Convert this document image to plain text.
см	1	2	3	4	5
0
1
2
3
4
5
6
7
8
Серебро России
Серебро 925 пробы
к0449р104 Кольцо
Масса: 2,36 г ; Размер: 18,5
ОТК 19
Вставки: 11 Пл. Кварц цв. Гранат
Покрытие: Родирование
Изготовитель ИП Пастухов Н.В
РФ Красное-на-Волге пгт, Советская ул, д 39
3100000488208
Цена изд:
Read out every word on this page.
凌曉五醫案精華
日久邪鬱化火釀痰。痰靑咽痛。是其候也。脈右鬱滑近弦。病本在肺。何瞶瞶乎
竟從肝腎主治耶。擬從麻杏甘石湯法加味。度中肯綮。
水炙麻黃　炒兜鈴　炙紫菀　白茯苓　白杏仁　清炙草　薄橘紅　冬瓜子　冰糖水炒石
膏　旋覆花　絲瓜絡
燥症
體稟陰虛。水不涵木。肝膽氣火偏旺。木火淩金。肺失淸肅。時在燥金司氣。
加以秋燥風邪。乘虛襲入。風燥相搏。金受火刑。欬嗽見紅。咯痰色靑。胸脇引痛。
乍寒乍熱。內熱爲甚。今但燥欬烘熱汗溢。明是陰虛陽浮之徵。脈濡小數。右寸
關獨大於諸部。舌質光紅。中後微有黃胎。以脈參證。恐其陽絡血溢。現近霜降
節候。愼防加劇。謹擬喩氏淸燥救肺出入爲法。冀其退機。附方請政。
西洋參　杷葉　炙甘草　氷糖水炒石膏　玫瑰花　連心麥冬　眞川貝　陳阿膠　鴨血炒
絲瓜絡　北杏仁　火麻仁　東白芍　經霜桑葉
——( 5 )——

-- -- --

## Problem
Collect every line with the string "this" from the records, and copy each.

## Reply
Convert this document image to plain text.
Read out every word on this page.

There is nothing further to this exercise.